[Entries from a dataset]
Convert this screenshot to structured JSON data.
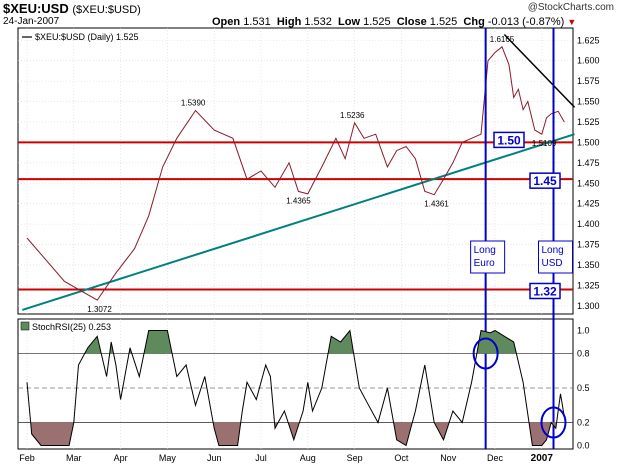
{
  "header": {
    "symbol": "$XEU:USD",
    "symbol_sub": "($XEU:$USD)",
    "date": "24-Jan-2007",
    "watermark": "@StockCharts.com",
    "open_label": "Open",
    "open": "1.531",
    "high_label": "High",
    "high": "1.532",
    "low_label": "Low",
    "low": "1.525",
    "close_label": "Close",
    "close": "1.525",
    "chg_label": "Chg",
    "chg": "-0.013 (-0.87%)",
    "chg_icon": "down-triangle-icon"
  },
  "colors": {
    "price_line": "#8b1a2b",
    "support": "#cc0000",
    "trendline": "#008080",
    "resistance": "#000000",
    "marker": "#0000cc",
    "rsi_fill_high": "#5e8a5e",
    "rsi_fill_low": "#9a7070",
    "label_text": "#0000cc"
  },
  "chart_data": [
    {
      "type": "line",
      "legend": "$XEU:$USD (Daily) 1.525",
      "x_ticks": [
        "Feb",
        "Mar",
        "Apr",
        "May",
        "Jun",
        "Jul",
        "Aug",
        "Sep",
        "Oct",
        "Nov",
        "Dec",
        "2007"
      ],
      "ylim": [
        1.29,
        1.64
      ],
      "yticks": [
        "1.625",
        "1.600",
        "1.575",
        "1.550",
        "1.525",
        "1.500",
        "1.475",
        "1.450",
        "1.425",
        "1.400",
        "1.375",
        "1.350",
        "1.325",
        "1.300"
      ],
      "grid": true,
      "series": [
        {
          "name": "$XEU:$USD",
          "x": [
            0.0,
            0.8,
            1.5,
            1.9,
            2.3,
            2.6,
            2.9,
            3.2,
            3.6,
            4.0,
            4.4,
            4.7,
            5.0,
            5.3,
            5.6,
            5.8,
            6.0,
            6.3,
            6.6,
            6.8,
            7.0,
            7.2,
            7.45,
            7.7,
            7.9,
            8.1,
            8.3,
            8.5,
            8.7,
            8.9,
            9.1,
            9.3,
            9.5,
            9.7,
            9.85,
            10.0,
            10.15,
            10.3,
            10.4,
            10.5,
            10.6,
            10.7,
            10.85,
            11.0,
            11.1,
            11.2,
            11.35,
            11.48
          ],
          "values": [
            1.383,
            1.33,
            1.307,
            1.34,
            1.37,
            1.41,
            1.47,
            1.505,
            1.539,
            1.515,
            1.505,
            1.455,
            1.465,
            1.445,
            1.475,
            1.44,
            1.437,
            1.47,
            1.505,
            1.48,
            1.524,
            1.505,
            1.51,
            1.47,
            1.49,
            1.495,
            1.48,
            1.44,
            1.436,
            1.455,
            1.475,
            1.5,
            1.505,
            1.51,
            1.6,
            1.61,
            1.617,
            1.595,
            1.555,
            1.565,
            1.54,
            1.55,
            1.515,
            1.51,
            1.53,
            1.535,
            1.538,
            1.525
          ]
        }
      ],
      "support_levels": [
        1.5,
        1.455,
        1.32
      ],
      "level_labels": [
        "1.50",
        "1.45",
        "1.32"
      ],
      "trendline": {
        "from": [
          -0.1,
          1.295
        ],
        "to": [
          11.7,
          1.51
        ]
      },
      "resistance_line": {
        "from": [
          10.2,
          1.632
        ],
        "to": [
          11.7,
          1.543
        ]
      },
      "value_labels": [
        {
          "x": 3.55,
          "y": 1.539,
          "text": "1.5390"
        },
        {
          "x": 6.95,
          "y": 1.524,
          "text": "1.5236"
        },
        {
          "x": 5.8,
          "y": 1.44,
          "text": "1.4365"
        },
        {
          "x": 8.75,
          "y": 1.436,
          "text": "1.4361"
        },
        {
          "x": 1.55,
          "y": 1.307,
          "text": "1.3072"
        },
        {
          "x": 10.15,
          "y": 1.617,
          "text": "1.6165"
        },
        {
          "x": 11.05,
          "y": 1.51,
          "text": "1.5109"
        }
      ],
      "events": [
        {
          "x": 9.8,
          "text": [
            "Long",
            "Euro"
          ]
        },
        {
          "x": 11.25,
          "text": [
            "Long",
            "USD"
          ]
        }
      ]
    },
    {
      "type": "line",
      "legend": "StochRSI(25) 0.253",
      "ylim": [
        -0.03,
        1.1
      ],
      "yticks": [
        "1.0",
        "0.8",
        "0.5",
        "0.2",
        "0.0"
      ],
      "reference_lines": [
        0.8,
        0.5,
        0.2
      ],
      "series": [
        {
          "name": "StochRSI(25)",
          "x": [
            0.0,
            0.1,
            0.3,
            0.5,
            0.7,
            0.9,
            1.0,
            1.1,
            1.3,
            1.5,
            1.7,
            1.8,
            1.9,
            2.0,
            2.2,
            2.4,
            2.6,
            2.8,
            3.0,
            3.2,
            3.4,
            3.6,
            3.8,
            4.0,
            4.1,
            4.3,
            4.5,
            4.6,
            4.7,
            4.9,
            5.1,
            5.2,
            5.3,
            5.5,
            5.7,
            5.9,
            6.0,
            6.1,
            6.3,
            6.5,
            6.7,
            6.9,
            7.1,
            7.3,
            7.5,
            7.7,
            7.9,
            8.1,
            8.3,
            8.5,
            8.7,
            8.9,
            9.1,
            9.3,
            9.5,
            9.7,
            9.9,
            10.0,
            10.2,
            10.4,
            10.6,
            10.8,
            11.0,
            11.1,
            11.2,
            11.3,
            11.4,
            11.48
          ],
          "values": [
            0.55,
            0.1,
            0.0,
            0.0,
            0.0,
            0.0,
            0.2,
            0.7,
            0.85,
            0.95,
            0.6,
            0.9,
            0.7,
            0.4,
            0.85,
            0.6,
            1.0,
            1.0,
            1.0,
            0.6,
            0.7,
            0.35,
            0.6,
            0.15,
            0.0,
            0.0,
            0.0,
            0.3,
            0.55,
            0.4,
            0.7,
            0.6,
            0.15,
            0.3,
            0.05,
            0.3,
            0.55,
            0.3,
            0.5,
            0.95,
            0.9,
            1.0,
            0.5,
            0.35,
            0.2,
            0.5,
            0.05,
            0.0,
            0.3,
            0.7,
            0.2,
            0.05,
            0.3,
            0.2,
            0.55,
            1.0,
            0.98,
            1.0,
            0.95,
            0.9,
            0.55,
            0.0,
            0.0,
            0.05,
            0.2,
            0.15,
            0.45,
            0.25
          ]
        }
      ],
      "markers": [
        {
          "x": 9.8,
          "y": 0.8
        },
        {
          "x": 11.25,
          "y": 0.2
        }
      ]
    }
  ]
}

> [Challenge]
From the listing above, copy all lines holding the word "legend".

> [Solved exercise]
      "legend": "$XEU:$USD (Daily) 1.525",
      "legend": "StochRSI(25) 0.253",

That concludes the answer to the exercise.